### Task instructions
Below are some entries. Copy each line that holds the string "está".

### Data shown
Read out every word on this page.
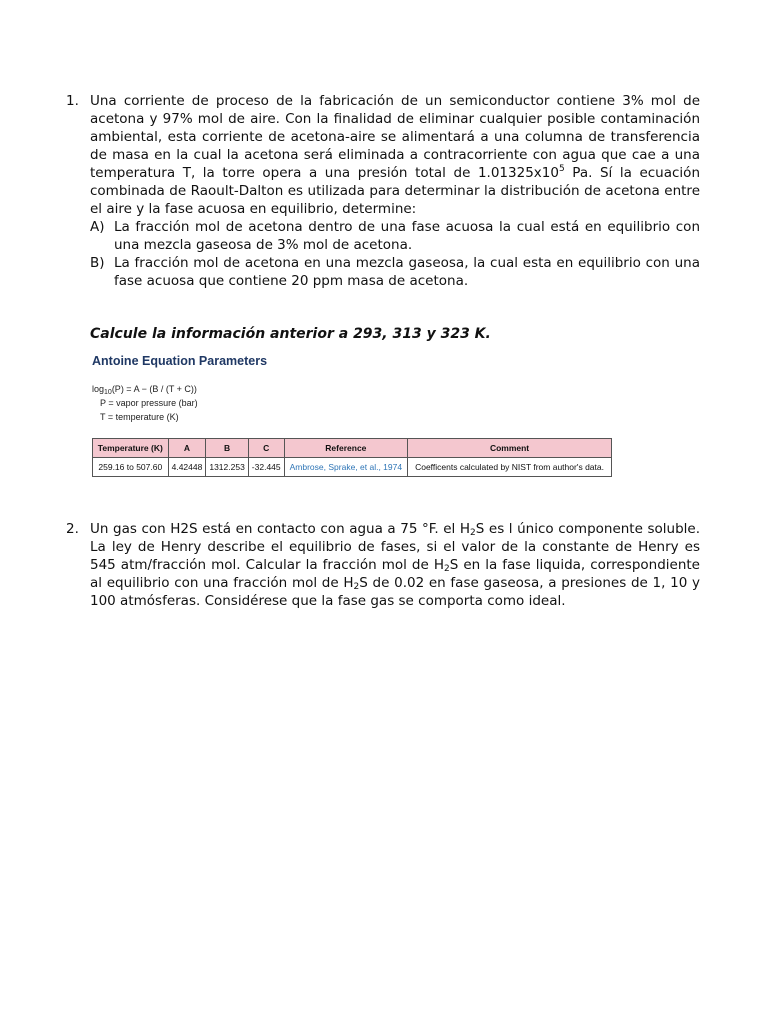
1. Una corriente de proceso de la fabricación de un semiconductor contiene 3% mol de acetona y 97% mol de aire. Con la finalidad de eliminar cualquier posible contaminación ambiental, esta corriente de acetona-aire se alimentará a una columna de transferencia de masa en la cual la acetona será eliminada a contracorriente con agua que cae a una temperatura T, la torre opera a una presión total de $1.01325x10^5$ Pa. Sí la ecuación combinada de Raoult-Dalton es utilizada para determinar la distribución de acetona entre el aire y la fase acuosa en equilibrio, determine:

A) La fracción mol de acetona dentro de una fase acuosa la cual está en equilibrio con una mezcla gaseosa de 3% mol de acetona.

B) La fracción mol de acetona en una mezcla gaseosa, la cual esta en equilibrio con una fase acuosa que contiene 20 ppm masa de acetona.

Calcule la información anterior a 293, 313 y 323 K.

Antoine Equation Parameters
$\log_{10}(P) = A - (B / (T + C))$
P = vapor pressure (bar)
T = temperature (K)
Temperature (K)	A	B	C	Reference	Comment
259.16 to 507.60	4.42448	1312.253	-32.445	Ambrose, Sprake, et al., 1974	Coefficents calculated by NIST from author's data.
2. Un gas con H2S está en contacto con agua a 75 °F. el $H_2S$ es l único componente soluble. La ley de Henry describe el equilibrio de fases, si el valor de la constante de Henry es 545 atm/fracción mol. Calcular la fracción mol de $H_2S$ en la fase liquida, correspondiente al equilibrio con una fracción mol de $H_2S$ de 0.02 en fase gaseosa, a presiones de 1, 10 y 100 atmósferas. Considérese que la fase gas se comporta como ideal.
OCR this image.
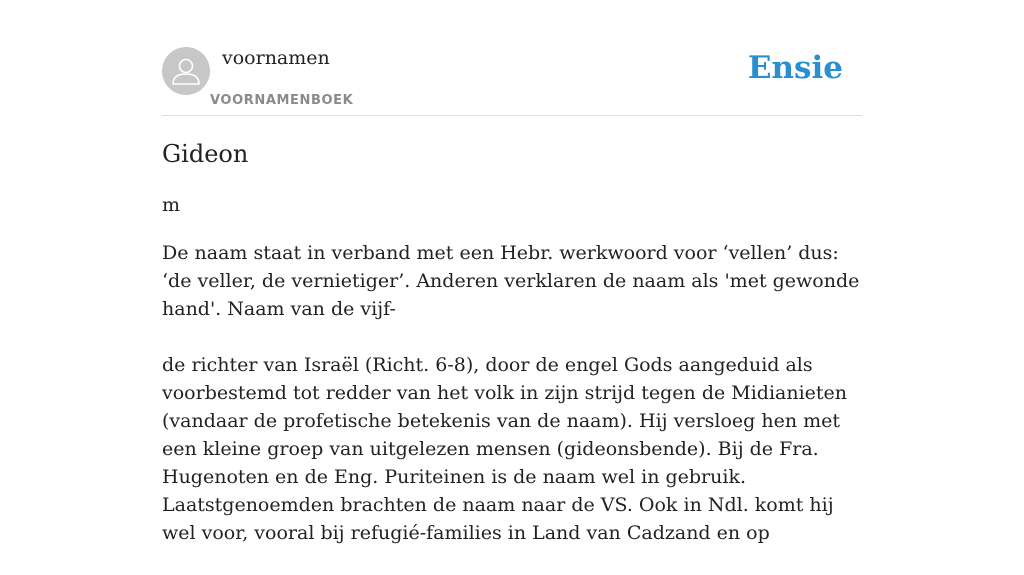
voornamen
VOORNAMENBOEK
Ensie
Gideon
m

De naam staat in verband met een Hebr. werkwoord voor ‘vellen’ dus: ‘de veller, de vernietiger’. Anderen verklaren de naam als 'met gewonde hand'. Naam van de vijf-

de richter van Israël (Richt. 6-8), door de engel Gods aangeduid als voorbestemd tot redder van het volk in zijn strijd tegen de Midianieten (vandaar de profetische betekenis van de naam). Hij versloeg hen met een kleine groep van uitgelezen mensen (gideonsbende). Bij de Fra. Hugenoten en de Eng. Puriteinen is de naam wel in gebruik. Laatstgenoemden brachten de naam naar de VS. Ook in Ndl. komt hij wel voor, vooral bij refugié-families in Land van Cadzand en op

### Response
A) La fracción mol de acetona dentro de una fase acuosa la cual está en equilibrio con una mezcla gaseosa de 3% mol de acetona.
2. Un gas con H2S está en contacto con agua a 75 °F. el $H_2S$ es l único componente soluble. La ley de Henry describe el equilibrio de fases, si el valor de la constante de Henry es 545 atm/fracción mol. Calcular la fracción mol de $H_2S$ en la fase liquida, correspondiente al equilibrio con una fracción mol de $H_2S$ de 0.02 en fase gaseosa, a presiones de 1, 10 y 100 atmósferas. Considérese que la fase gas se comporta como ideal.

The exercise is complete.